Given task: Only the pictures stay out; every record is to be quoted exactly.
▬▬▬▬▬▬
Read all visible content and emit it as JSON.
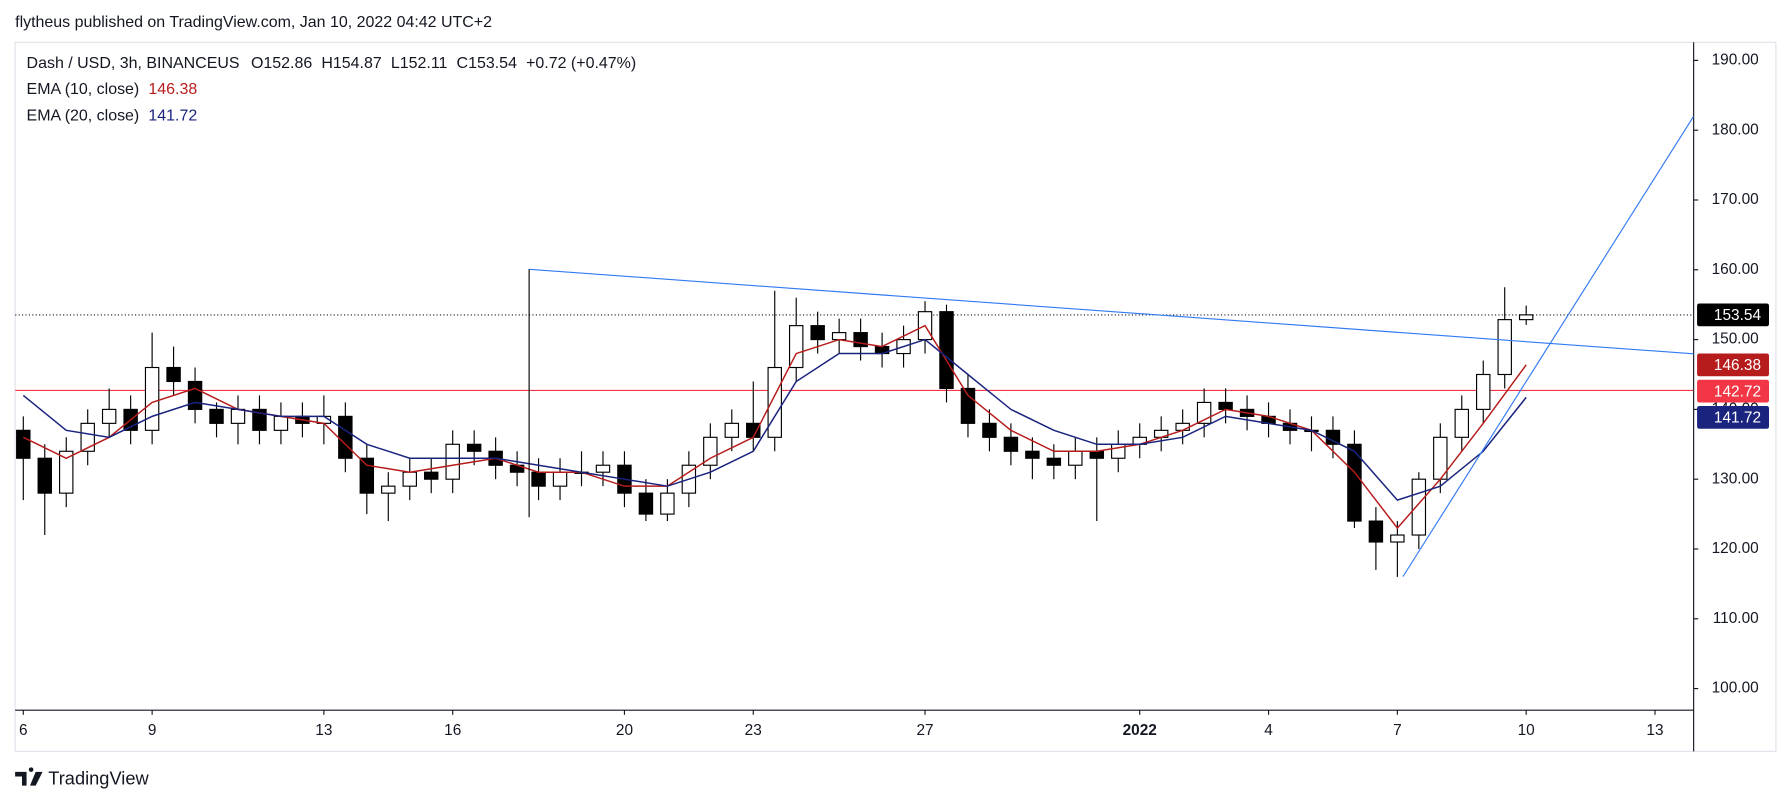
{
  "header": {
    "author_line": "flytheus published on TradingView.com, Jan 10, 2022 04:42 UTC+2",
    "brand": "TradingView"
  },
  "chart_data": {
    "type": "candlestick",
    "title": "Dash / USD, 3h, BINANCEUS",
    "ohlc_labels": [
      "O",
      "H",
      "L",
      "C"
    ],
    "change": "+0.72 (+0.47%)",
    "x": [
      0,
      0.5,
      1,
      1.5,
      2,
      2.5,
      3,
      3.5,
      4,
      4.5,
      5,
      5.5,
      6,
      6.5,
      7,
      7.5,
      8,
      8.5,
      9,
      9.5,
      10,
      10.5,
      11,
      11.5,
      12,
      12.5,
      13,
      13.5,
      14,
      14.5,
      15,
      15.5,
      16,
      16.5,
      17,
      17.5,
      18,
      18.5,
      19,
      19.5,
      20,
      20.5,
      21,
      21.5,
      22,
      22.5,
      23,
      23.5,
      24,
      24.5,
      25,
      25.5,
      26,
      26.5,
      27,
      27.5,
      28,
      28.5,
      29,
      29.5,
      30,
      30.5,
      31,
      31.5,
      32,
      32.5,
      33,
      33.5,
      34,
      34.5,
      35
    ],
    "open": [
      137,
      133,
      128,
      134,
      138,
      140,
      137,
      146,
      144,
      140,
      138,
      140,
      137,
      139,
      138,
      139,
      133,
      128,
      129,
      131,
      130,
      135,
      134,
      132,
      131,
      129,
      131,
      131,
      132,
      128,
      125,
      128,
      132,
      136,
      138,
      136,
      146,
      152,
      150,
      151,
      149,
      148,
      150,
      154,
      143,
      138,
      136,
      134,
      133,
      132,
      134,
      133,
      135,
      136,
      137,
      138,
      141,
      140,
      139,
      138,
      137,
      137,
      135,
      124,
      121,
      122,
      130,
      136,
      140,
      145,
      152.86
    ],
    "high": [
      139,
      135,
      136,
      140,
      143,
      142,
      151,
      149,
      146,
      141,
      142,
      142,
      141,
      141,
      142,
      141,
      135,
      131,
      133,
      133,
      137,
      137,
      136,
      134,
      133,
      133,
      134,
      134,
      134,
      130,
      130,
      134,
      138,
      140,
      144,
      157,
      156,
      154,
      153,
      153,
      151,
      152,
      155.5,
      155,
      145,
      140,
      138,
      136,
      135,
      136,
      136,
      137,
      138,
      139,
      140,
      143,
      143,
      142,
      141,
      140,
      139,
      139,
      137,
      126,
      124,
      131,
      138,
      142,
      147,
      157.5,
      154.87
    ],
    "low": [
      127,
      122,
      126,
      132,
      136,
      135,
      135,
      142,
      138,
      136,
      135,
      135,
      135,
      136,
      135,
      131,
      125,
      124,
      127,
      128,
      128,
      132,
      130,
      129,
      127,
      127,
      129,
      129,
      126,
      124,
      124,
      126,
      130,
      134,
      134,
      134,
      144,
      148,
      148,
      147,
      146,
      146,
      148,
      141,
      136,
      134,
      132,
      130,
      130,
      130,
      124,
      131,
      133,
      134,
      135,
      136,
      138,
      137,
      136,
      135,
      134,
      133,
      123,
      117,
      116,
      120,
      128,
      134,
      138,
      143,
      152.11
    ],
    "close": [
      133,
      128,
      134,
      138,
      140,
      137,
      146,
      144,
      140,
      138,
      140,
      137,
      139,
      138,
      139,
      133,
      128,
      129,
      131,
      130,
      135,
      134,
      132,
      131,
      129,
      131,
      131,
      132,
      128,
      125,
      128,
      132,
      136,
      138,
      136,
      146,
      152,
      150,
      151,
      149,
      148,
      150,
      154,
      143,
      138,
      136,
      134,
      133,
      132,
      134,
      133,
      135,
      136,
      137,
      138,
      141,
      140,
      139,
      138,
      137,
      137,
      135,
      124,
      121,
      122,
      130,
      136,
      140,
      145,
      152.86,
      153.54
    ],
    "up_color": "#ffffff",
    "down_color": "#000000",
    "series": [
      {
        "name": "EMA (10, close)",
        "color": "#b71c1c",
        "x": [
          0,
          1,
          2,
          3,
          4,
          5,
          6,
          7,
          8,
          9,
          10,
          11,
          12,
          13,
          14,
          15,
          16,
          17,
          18,
          19,
          20,
          21,
          22,
          23,
          24,
          25,
          26,
          27,
          28,
          29,
          30,
          31,
          32,
          33,
          34,
          35
        ],
        "values": [
          136,
          133,
          136,
          141,
          143,
          140,
          139,
          138,
          132,
          131,
          132,
          133,
          131,
          131,
          129,
          129,
          133,
          136,
          148,
          150,
          149,
          152,
          142,
          137,
          134,
          134,
          135,
          137,
          140,
          139,
          137,
          131,
          123,
          130,
          138,
          146.38
        ]
      },
      {
        "name": "EMA (20, close)",
        "color": "#1a237e",
        "x": [
          0,
          1,
          2,
          3,
          4,
          5,
          6,
          7,
          8,
          9,
          10,
          11,
          12,
          13,
          14,
          15,
          16,
          17,
          18,
          19,
          20,
          21,
          22,
          23,
          24,
          25,
          26,
          27,
          28,
          29,
          30,
          31,
          32,
          33,
          34,
          35
        ],
        "values": [
          142,
          137,
          136,
          139,
          141,
          140,
          139,
          139,
          135,
          133,
          133,
          133,
          132,
          131,
          130,
          129,
          131,
          134,
          144,
          148,
          148,
          150,
          145,
          140,
          137,
          135,
          135,
          136,
          139,
          138,
          137,
          134,
          127,
          129,
          134,
          141.72
        ]
      }
    ],
    "hlines": [
      {
        "value": 142.72,
        "color": "#f23645"
      }
    ],
    "trendlines": [
      {
        "x": [
          11.78,
          38.9
        ],
        "y": [
          160.07,
          147.96
        ],
        "color": "#3179f5"
      },
      {
        "x": [
          11.78,
          11.78
        ],
        "y": [
          160.07,
          124.55
        ],
        "color": "#000000"
      },
      {
        "x": [
          32.13,
          38.9
        ],
        "y": [
          116.04,
          182
        ],
        "color": "#3179f5"
      }
    ],
    "xlim": [
      -0.19,
      38.9
    ],
    "ylim": [
      96.9,
      192.6
    ],
    "xticks": [
      {
        "value": 0,
        "label": "6"
      },
      {
        "value": 3,
        "label": "9"
      },
      {
        "value": 7,
        "label": "13"
      },
      {
        "value": 10,
        "label": "16"
      },
      {
        "value": 14,
        "label": "20"
      },
      {
        "value": 17,
        "label": "23"
      },
      {
        "value": 21,
        "label": "27"
      },
      {
        "value": 26,
        "label": "2022"
      },
      {
        "value": 29,
        "label": "4"
      },
      {
        "value": 32,
        "label": "7"
      },
      {
        "value": 35,
        "label": "10"
      },
      {
        "value": 38,
        "label": "13"
      }
    ],
    "yticks": [
      {
        "value": 100,
        "label": "100.00"
      },
      {
        "value": 110,
        "label": "110.00"
      },
      {
        "value": 120,
        "label": "120.00"
      },
      {
        "value": 130,
        "label": "130.00"
      },
      {
        "value": 140,
        "label": "140.00"
      },
      {
        "value": 150,
        "label": "150.00"
      },
      {
        "value": 160,
        "label": "160.00"
      },
      {
        "value": 170,
        "label": "170.00"
      },
      {
        "value": 180,
        "label": "180.00"
      },
      {
        "value": 190,
        "label": "190.00"
      }
    ]
  }
}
▬▬▬▬▬▬
Task output:
Read all visible content and emit it as JSON.
{
  "header": {
    "author_line": "flytheus published on TradingView.com, Jan 10, 2022 04:42 UTC+2",
    "brand": "TradingView"
  },
  "chart_data": {
    "type": "candlestick",
    "title": "Dash / USD, 3h, BINANCEUS",
    "ohlc_labels": [
      "O",
      "H",
      "L",
      "C"
    ],
    "change": "+0.72 (+0.47%)",
    "x": [
      0,
      0.5,
      1,
      1.5,
      2,
      2.5,
      3,
      3.5,
      4,
      4.5,
      5,
      5.5,
      6,
      6.5,
      7,
      7.5,
      8,
      8.5,
      9,
      9.5,
      10,
      10.5,
      11,
      11.5,
      12,
      12.5,
      13,
      13.5,
      14,
      14.5,
      15,
      15.5,
      16,
      16.5,
      17,
      17.5,
      18,
      18.5,
      19,
      19.5,
      20,
      20.5,
      21,
      21.5,
      22,
      22.5,
      23,
      23.5,
      24,
      24.5,
      25,
      25.5,
      26,
      26.5,
      27,
      27.5,
      28,
      28.5,
      29,
      29.5,
      30,
      30.5,
      31,
      31.5,
      32,
      32.5,
      33,
      33.5,
      34,
      34.5,
      35
    ],
    "open": [
      137,
      133,
      128,
      134,
      138,
      140,
      137,
      146,
      144,
      140,
      138,
      140,
      137,
      139,
      138,
      139,
      133,
      128,
      129,
      131,
      130,
      135,
      134,
      132,
      131,
      129,
      131,
      131,
      132,
      128,
      125,
      128,
      132,
      136,
      138,
      136,
      146,
      152,
      150,
      151,
      149,
      148,
      150,
      154,
      143,
      138,
      136,
      134,
      133,
      132,
      134,
      133,
      135,
      136,
      137,
      138,
      141,
      140,
      139,
      138,
      137,
      137,
      135,
      124,
      121,
      122,
      130,
      136,
      140,
      145,
      152.86
    ],
    "high": [
      139,
      135,
      136,
      140,
      143,
      142,
      151,
      149,
      146,
      141,
      142,
      142,
      141,
      141,
      142,
      141,
      135,
      131,
      133,
      133,
      137,
      137,
      136,
      134,
      133,
      133,
      134,
      134,
      134,
      130,
      130,
      134,
      138,
      140,
      144,
      157,
      156,
      154,
      153,
      153,
      151,
      152,
      155.5,
      155,
      145,
      140,
      138,
      136,
      135,
      136,
      136,
      137,
      138,
      139,
      140,
      143,
      143,
      142,
      141,
      140,
      139,
      139,
      137,
      126,
      124,
      131,
      138,
      142,
      147,
      157.5,
      154.87
    ],
    "low": [
      127,
      122,
      126,
      132,
      136,
      135,
      135,
      142,
      138,
      136,
      135,
      135,
      135,
      136,
      135,
      131,
      125,
      124,
      127,
      128,
      128,
      132,
      130,
      129,
      127,
      127,
      129,
      129,
      126,
      124,
      124,
      126,
      130,
      134,
      134,
      134,
      144,
      148,
      148,
      147,
      146,
      146,
      148,
      141,
      136,
      134,
      132,
      130,
      130,
      130,
      124,
      131,
      133,
      134,
      135,
      136,
      138,
      137,
      136,
      135,
      134,
      133,
      123,
      117,
      116,
      120,
      128,
      134,
      138,
      143,
      152.11
    ],
    "close": [
      133,
      128,
      134,
      138,
      140,
      137,
      146,
      144,
      140,
      138,
      140,
      137,
      139,
      138,
      139,
      133,
      128,
      129,
      131,
      130,
      135,
      134,
      132,
      131,
      129,
      131,
      131,
      132,
      128,
      125,
      128,
      132,
      136,
      138,
      136,
      146,
      152,
      150,
      151,
      149,
      148,
      150,
      154,
      143,
      138,
      136,
      134,
      133,
      132,
      134,
      133,
      135,
      136,
      137,
      138,
      141,
      140,
      139,
      138,
      137,
      137,
      135,
      124,
      121,
      122,
      130,
      136,
      140,
      145,
      152.86,
      153.54
    ],
    "up_color": "#ffffff",
    "down_color": "#000000",
    "series": [
      {
        "name": "EMA (10, close)",
        "color": "#b71c1c",
        "x": [
          0,
          1,
          2,
          3,
          4,
          5,
          6,
          7,
          8,
          9,
          10,
          11,
          12,
          13,
          14,
          15,
          16,
          17,
          18,
          19,
          20,
          21,
          22,
          23,
          24,
          25,
          26,
          27,
          28,
          29,
          30,
          31,
          32,
          33,
          34,
          35
        ],
        "values": [
          136,
          133,
          136,
          141,
          143,
          140,
          139,
          138,
          132,
          131,
          132,
          133,
          131,
          131,
          129,
          129,
          133,
          136,
          148,
          150,
          149,
          152,
          142,
          137,
          134,
          134,
          135,
          137,
          140,
          139,
          137,
          131,
          123,
          130,
          138,
          146.38
        ]
      },
      {
        "name": "EMA (20, close)",
        "color": "#1a237e",
        "x": [
          0,
          1,
          2,
          3,
          4,
          5,
          6,
          7,
          8,
          9,
          10,
          11,
          12,
          13,
          14,
          15,
          16,
          17,
          18,
          19,
          20,
          21,
          22,
          23,
          24,
          25,
          26,
          27,
          28,
          29,
          30,
          31,
          32,
          33,
          34,
          35
        ],
        "values": [
          142,
          137,
          136,
          139,
          141,
          140,
          139,
          139,
          135,
          133,
          133,
          133,
          132,
          131,
          130,
          129,
          131,
          134,
          144,
          148,
          148,
          150,
          145,
          140,
          137,
          135,
          135,
          136,
          139,
          138,
          137,
          134,
          127,
          129,
          134,
          141.72
        ]
      }
    ],
    "hlines": [
      {
        "value": 142.72,
        "color": "#f23645"
      }
    ],
    "trendlines": [
      {
        "x": [
          11.78,
          38.9
        ],
        "y": [
          160.07,
          147.96
        ],
        "color": "#3179f5"
      },
      {
        "x": [
          11.78,
          11.78
        ],
        "y": [
          160.07,
          124.55
        ],
        "color": "#000000"
      },
      {
        "x": [
          32.13,
          38.9
        ],
        "y": [
          116.04,
          182
        ],
        "color": "#3179f5"
      }
    ],
    "xlim": [
      -0.19,
      38.9
    ],
    "ylim": [
      96.9,
      192.6
    ],
    "xticks": [
      {
        "value": 0,
        "label": "6"
      },
      {
        "value": 3,
        "label": "9"
      },
      {
        "value": 7,
        "label": "13"
      },
      {
        "value": 10,
        "label": "16"
      },
      {
        "value": 14,
        "label": "20"
      },
      {
        "value": 17,
        "label": "23"
      },
      {
        "value": 21,
        "label": "27"
      },
      {
        "value": 26,
        "label": "2022"
      },
      {
        "value": 29,
        "label": "4"
      },
      {
        "value": 32,
        "label": "7"
      },
      {
        "value": 35,
        "label": "10"
      },
      {
        "value": 38,
        "label": "13"
      }
    ],
    "yticks": [
      {
        "value": 100,
        "label": "100.00"
      },
      {
        "value": 110,
        "label": "110.00"
      },
      {
        "value": 120,
        "label": "120.00"
      },
      {
        "value": 130,
        "label": "130.00"
      },
      {
        "value": 140,
        "label": "140.00"
      },
      {
        "value": 150,
        "label": "150.00"
      },
      {
        "value": 160,
        "label": "160.00"
      },
      {
        "value": 170,
        "label": "170.00"
      },
      {
        "value": 180,
        "label": "180.00"
      },
      {
        "value": 190,
        "label": "190.00"
      }
    ]
  }
}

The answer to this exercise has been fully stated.